Start Data to use
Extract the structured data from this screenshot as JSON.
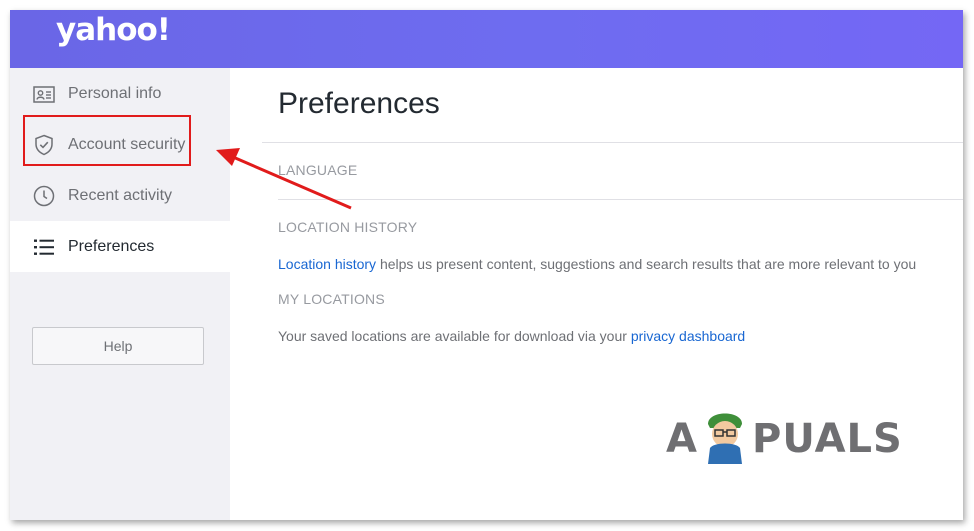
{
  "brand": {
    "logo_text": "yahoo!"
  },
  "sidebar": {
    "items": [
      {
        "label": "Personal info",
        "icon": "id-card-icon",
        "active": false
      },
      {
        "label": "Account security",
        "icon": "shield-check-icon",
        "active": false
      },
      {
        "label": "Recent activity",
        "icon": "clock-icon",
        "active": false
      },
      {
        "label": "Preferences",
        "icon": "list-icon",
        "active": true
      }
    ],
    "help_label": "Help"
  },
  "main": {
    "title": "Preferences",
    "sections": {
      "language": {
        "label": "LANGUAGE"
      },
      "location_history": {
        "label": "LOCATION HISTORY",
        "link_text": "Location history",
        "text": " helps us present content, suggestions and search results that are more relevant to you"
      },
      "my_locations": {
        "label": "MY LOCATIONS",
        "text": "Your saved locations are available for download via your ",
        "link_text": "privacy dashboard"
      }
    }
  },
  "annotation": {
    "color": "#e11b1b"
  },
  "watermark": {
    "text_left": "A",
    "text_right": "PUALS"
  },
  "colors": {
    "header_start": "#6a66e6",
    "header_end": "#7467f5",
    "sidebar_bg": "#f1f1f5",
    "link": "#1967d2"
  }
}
End Data to use
Start Data to use
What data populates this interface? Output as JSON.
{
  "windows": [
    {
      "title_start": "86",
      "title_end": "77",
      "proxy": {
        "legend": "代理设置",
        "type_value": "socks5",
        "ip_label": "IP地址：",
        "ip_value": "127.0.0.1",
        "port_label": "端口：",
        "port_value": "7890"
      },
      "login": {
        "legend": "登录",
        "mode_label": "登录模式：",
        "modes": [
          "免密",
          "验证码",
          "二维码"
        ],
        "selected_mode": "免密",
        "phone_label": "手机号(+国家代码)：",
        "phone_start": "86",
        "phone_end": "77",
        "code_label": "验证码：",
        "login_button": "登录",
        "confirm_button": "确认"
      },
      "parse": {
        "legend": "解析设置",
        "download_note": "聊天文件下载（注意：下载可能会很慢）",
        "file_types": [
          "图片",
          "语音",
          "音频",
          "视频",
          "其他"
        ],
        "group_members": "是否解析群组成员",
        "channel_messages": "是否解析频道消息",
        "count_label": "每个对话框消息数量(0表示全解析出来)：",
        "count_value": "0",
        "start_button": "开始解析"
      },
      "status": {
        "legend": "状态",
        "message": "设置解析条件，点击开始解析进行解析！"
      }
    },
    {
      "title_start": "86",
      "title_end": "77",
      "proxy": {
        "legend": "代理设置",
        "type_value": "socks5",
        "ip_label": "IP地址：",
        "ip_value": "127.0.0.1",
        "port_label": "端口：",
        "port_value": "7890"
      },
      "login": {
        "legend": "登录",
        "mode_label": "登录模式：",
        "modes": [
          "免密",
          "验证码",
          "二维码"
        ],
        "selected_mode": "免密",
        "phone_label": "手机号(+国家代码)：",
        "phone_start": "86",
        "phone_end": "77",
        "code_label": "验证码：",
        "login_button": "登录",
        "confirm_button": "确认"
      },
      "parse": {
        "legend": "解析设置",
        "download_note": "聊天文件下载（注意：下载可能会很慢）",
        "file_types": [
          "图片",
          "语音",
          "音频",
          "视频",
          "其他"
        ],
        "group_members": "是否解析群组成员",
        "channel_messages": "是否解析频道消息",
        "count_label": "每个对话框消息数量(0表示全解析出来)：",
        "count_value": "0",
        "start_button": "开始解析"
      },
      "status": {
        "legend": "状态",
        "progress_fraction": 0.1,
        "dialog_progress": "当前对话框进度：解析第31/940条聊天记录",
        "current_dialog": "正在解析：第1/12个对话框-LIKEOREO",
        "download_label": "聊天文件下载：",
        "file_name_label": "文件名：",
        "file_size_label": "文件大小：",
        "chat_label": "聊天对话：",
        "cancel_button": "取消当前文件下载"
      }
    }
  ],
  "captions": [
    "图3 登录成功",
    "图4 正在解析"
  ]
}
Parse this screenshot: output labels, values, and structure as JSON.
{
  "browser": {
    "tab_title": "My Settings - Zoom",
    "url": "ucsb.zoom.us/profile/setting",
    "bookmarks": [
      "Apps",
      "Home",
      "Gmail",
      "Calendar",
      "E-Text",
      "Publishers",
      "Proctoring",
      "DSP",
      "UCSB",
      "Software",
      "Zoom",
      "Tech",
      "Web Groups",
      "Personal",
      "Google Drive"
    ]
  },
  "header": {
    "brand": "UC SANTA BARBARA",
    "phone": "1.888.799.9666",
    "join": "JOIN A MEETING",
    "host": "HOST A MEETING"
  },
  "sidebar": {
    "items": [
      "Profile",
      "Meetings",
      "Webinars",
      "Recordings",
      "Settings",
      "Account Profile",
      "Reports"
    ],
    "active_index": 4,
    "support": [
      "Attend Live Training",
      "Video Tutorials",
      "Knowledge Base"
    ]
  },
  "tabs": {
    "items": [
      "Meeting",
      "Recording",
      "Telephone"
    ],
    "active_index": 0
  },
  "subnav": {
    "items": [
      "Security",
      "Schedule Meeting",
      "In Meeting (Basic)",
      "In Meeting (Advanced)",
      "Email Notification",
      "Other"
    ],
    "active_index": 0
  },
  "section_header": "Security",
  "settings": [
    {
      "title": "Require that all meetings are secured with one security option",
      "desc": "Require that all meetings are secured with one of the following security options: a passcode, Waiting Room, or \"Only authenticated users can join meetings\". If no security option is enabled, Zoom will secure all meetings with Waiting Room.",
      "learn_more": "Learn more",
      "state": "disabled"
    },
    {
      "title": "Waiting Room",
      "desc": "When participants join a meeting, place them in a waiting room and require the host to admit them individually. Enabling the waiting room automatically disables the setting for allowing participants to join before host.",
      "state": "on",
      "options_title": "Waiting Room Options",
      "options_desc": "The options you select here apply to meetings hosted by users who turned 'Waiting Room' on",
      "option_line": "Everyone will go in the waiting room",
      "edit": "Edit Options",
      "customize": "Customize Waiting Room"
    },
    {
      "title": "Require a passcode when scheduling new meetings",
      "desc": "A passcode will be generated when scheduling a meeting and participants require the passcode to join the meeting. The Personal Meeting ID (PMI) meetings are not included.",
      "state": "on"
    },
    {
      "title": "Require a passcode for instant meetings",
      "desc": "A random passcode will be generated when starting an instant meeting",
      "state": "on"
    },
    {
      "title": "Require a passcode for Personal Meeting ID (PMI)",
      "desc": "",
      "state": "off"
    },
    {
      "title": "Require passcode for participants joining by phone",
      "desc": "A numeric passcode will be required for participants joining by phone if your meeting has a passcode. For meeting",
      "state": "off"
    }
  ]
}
End Data to use
Start Data to use
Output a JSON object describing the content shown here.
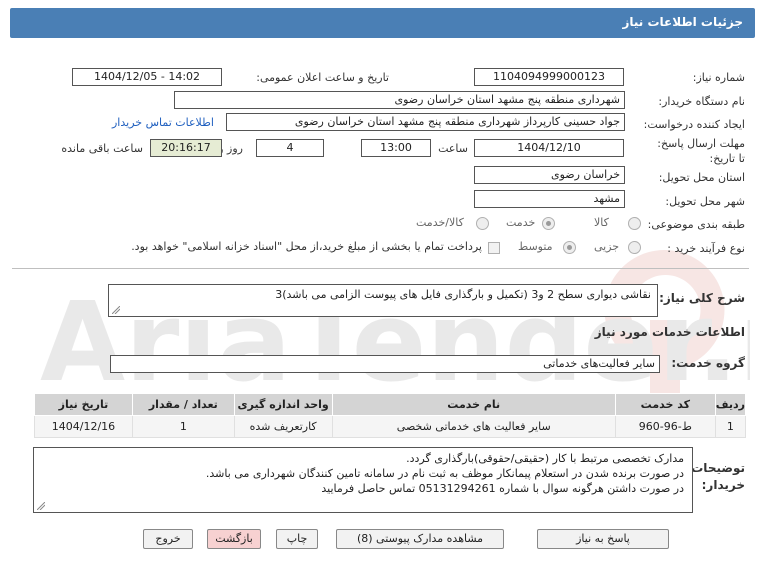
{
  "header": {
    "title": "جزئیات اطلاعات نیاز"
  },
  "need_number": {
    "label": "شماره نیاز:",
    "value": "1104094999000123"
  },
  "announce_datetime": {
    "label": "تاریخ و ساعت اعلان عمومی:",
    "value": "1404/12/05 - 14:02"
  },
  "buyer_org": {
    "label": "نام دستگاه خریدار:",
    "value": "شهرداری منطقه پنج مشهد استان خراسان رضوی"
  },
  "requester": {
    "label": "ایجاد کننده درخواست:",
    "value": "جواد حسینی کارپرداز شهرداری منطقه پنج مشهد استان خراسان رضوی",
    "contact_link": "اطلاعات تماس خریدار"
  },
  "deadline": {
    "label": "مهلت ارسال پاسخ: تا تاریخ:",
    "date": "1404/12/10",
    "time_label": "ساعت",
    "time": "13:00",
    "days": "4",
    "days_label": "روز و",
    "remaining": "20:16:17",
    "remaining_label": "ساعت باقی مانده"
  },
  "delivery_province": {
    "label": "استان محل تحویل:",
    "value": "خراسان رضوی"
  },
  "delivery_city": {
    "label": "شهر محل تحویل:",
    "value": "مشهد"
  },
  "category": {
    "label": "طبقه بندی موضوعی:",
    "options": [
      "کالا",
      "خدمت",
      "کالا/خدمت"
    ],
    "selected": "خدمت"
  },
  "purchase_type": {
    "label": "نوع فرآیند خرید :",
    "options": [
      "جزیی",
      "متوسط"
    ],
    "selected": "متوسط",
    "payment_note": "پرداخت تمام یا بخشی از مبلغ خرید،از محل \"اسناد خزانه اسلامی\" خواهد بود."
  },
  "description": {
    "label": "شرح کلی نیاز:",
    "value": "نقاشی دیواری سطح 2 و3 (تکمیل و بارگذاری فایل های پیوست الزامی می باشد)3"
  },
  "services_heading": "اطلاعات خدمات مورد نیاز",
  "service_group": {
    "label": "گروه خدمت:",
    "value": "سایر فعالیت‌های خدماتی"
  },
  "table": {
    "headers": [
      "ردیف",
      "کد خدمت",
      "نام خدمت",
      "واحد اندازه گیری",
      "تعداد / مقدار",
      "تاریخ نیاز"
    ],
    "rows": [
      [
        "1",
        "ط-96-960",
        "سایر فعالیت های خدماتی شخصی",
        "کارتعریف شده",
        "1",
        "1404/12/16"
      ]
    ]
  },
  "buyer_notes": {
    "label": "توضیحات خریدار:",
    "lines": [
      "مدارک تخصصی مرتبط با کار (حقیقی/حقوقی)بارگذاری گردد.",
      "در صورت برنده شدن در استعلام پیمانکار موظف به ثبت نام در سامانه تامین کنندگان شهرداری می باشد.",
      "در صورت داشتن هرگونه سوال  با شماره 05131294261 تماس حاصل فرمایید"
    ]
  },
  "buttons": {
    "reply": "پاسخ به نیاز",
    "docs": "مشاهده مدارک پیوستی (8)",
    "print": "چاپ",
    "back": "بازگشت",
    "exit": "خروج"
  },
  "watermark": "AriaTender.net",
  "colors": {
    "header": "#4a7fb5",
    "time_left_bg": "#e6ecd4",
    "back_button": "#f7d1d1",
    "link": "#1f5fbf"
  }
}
End Data to use
Identify lines with the string "خراسان". Copy each one.

### Worked solution:
    "value": "شهرداری منطقه پنج مشهد استان خراسان رضوی"
    "value": "جواد حسینی کارپرداز شهرداری منطقه پنج مشهد استان خراسان رضوی",
    "value": "خراسان رضوی"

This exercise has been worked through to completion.